▸ GIVEN REQUEST
In the text about the album When The Sun Came, which band was Jack Rose opening for when Nick saw him play in a church in Leeds?

▸ SELECTED EXTRACT
● ● ● ●
The patience surrounding the writing and release of When The Sun Came comes across in the music, and as well as significant complexity, there is also an openness and freshness to each of the 10 tracks.

If you’re in a church with no internet or anything, just your mics and guitars in a lovely sounding space, you just work with it

“I think if you’re going to make a solo guitar record, it’s a saturated niche and you need to look yourself in the eye and say that it’s a valid contribution to that field of endeavour,” Nick says. “I need to be able to think this is worth someone’s time and if they like this kind of thing they will listen to it and there will be something worthwhile in it.

“I guess as part of the process of making solo guitar music I’ve really immersed myself in it and tried to understand it a lot, and I think that has meant I’m always looking for some weird little corner that I haven’t seen anyone else go around. But that takes a long time...”

Primitive Listening

When asked about albums that have had an influence, Nick namechecks Jack Rose’s Kensington Blues. “It’s a very obvious choice for a contemporary American primitive guitar record,” he says, “But what was compelling about that one was I was really interested in outsider and avant-garde music, and I was listening to a lot of strange stuff, and somehow Jack Rose bubbled up in the middle of that weird realm of music that I was investigating. 

“When I heard Kensington Blues, it was the first time within that context that I thought I could do something with it. It felt like it was beckoning me and saying, ‘You could do this as well.’ I remember seeing Jack play in a church in Leeds opening for A Hawk And A Hacksaw – they were incredible, but there was this scruffy guy wandering out with a couple of acoustic guitars and just blowing my head wide open.
● ● ● ●
▸ SUPPLIED ENTRIES
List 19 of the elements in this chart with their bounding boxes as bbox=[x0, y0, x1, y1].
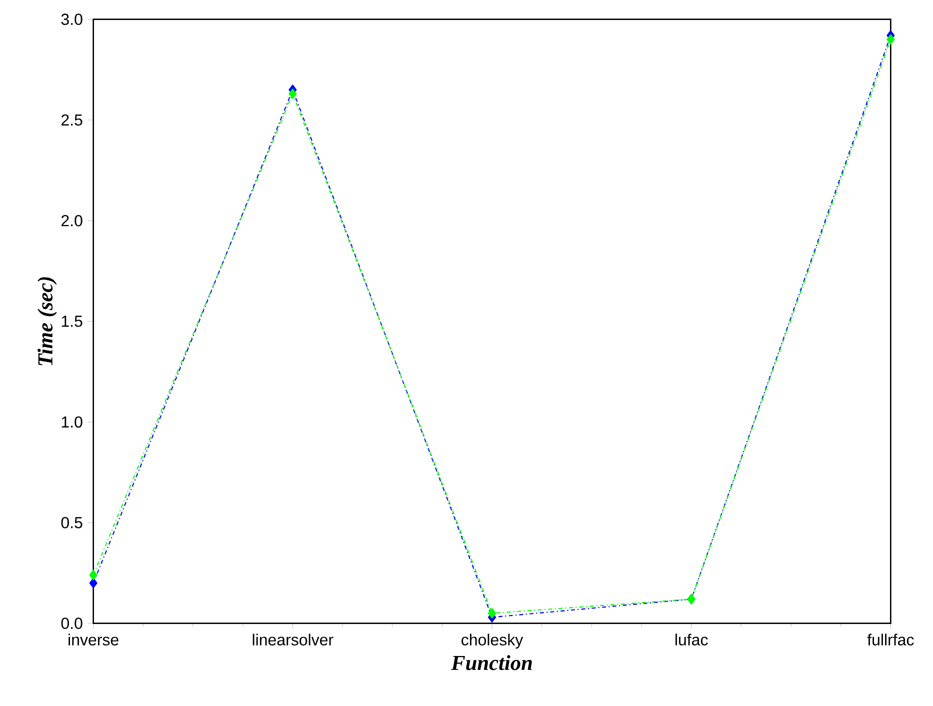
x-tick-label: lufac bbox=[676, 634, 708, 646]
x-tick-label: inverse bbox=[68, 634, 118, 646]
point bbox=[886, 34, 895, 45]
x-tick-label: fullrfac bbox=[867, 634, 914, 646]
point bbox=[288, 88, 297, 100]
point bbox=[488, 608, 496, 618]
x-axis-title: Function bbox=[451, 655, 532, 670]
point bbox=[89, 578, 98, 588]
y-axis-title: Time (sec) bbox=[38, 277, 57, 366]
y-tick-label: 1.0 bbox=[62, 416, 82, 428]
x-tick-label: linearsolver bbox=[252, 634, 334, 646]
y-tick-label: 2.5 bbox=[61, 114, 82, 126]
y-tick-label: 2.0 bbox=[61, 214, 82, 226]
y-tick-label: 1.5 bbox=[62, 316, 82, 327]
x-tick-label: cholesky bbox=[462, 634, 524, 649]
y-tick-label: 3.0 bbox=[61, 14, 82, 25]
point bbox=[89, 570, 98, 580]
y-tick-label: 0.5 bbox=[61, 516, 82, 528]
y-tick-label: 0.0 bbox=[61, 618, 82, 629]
● ● ● ●
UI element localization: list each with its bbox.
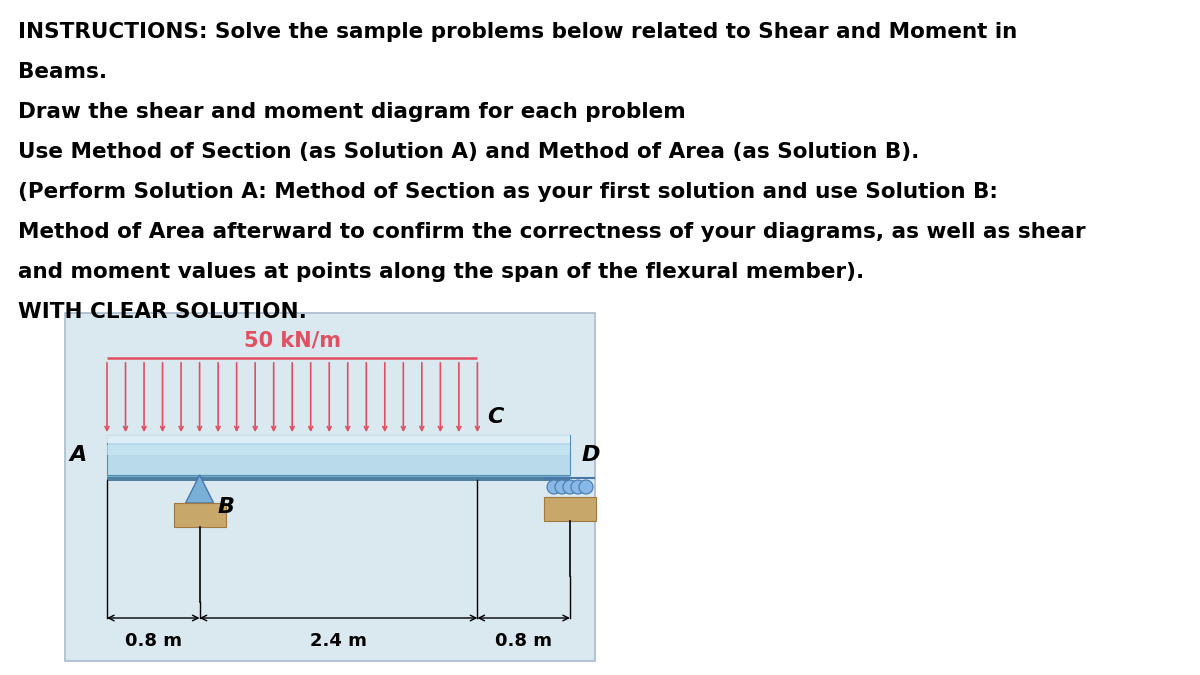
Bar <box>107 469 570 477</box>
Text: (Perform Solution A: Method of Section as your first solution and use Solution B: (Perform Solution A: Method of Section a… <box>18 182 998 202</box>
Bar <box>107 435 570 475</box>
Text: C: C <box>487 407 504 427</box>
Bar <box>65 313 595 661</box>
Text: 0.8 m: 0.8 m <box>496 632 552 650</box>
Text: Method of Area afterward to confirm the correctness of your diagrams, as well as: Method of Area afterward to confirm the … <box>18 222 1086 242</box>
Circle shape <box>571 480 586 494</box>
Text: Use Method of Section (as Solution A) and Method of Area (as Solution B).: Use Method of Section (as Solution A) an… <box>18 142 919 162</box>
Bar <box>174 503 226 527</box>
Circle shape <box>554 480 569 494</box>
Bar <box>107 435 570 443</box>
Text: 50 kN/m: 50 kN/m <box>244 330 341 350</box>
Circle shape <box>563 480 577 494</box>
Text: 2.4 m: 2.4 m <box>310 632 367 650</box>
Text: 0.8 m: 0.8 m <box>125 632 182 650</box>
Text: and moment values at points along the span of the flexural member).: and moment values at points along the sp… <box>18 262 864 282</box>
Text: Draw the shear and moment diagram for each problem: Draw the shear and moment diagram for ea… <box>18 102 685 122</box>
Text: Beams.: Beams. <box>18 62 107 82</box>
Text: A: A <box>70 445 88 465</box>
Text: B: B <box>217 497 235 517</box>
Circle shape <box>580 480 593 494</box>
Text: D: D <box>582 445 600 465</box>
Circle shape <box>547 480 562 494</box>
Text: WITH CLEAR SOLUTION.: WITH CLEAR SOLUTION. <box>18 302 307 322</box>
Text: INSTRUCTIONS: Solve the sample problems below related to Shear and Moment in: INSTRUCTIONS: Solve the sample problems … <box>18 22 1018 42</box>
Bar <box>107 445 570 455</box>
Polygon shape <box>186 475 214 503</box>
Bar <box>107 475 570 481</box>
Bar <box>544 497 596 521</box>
● ● ● ●
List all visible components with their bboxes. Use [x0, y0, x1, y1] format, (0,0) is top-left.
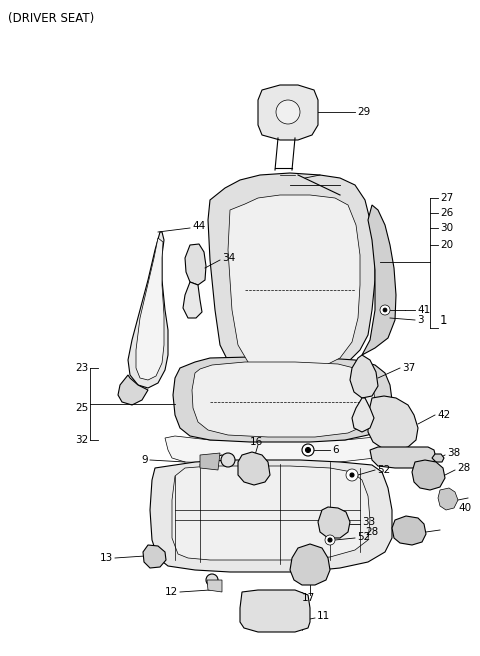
● ● ● ●
▸ REPLY
A Hawk And A Hacksaw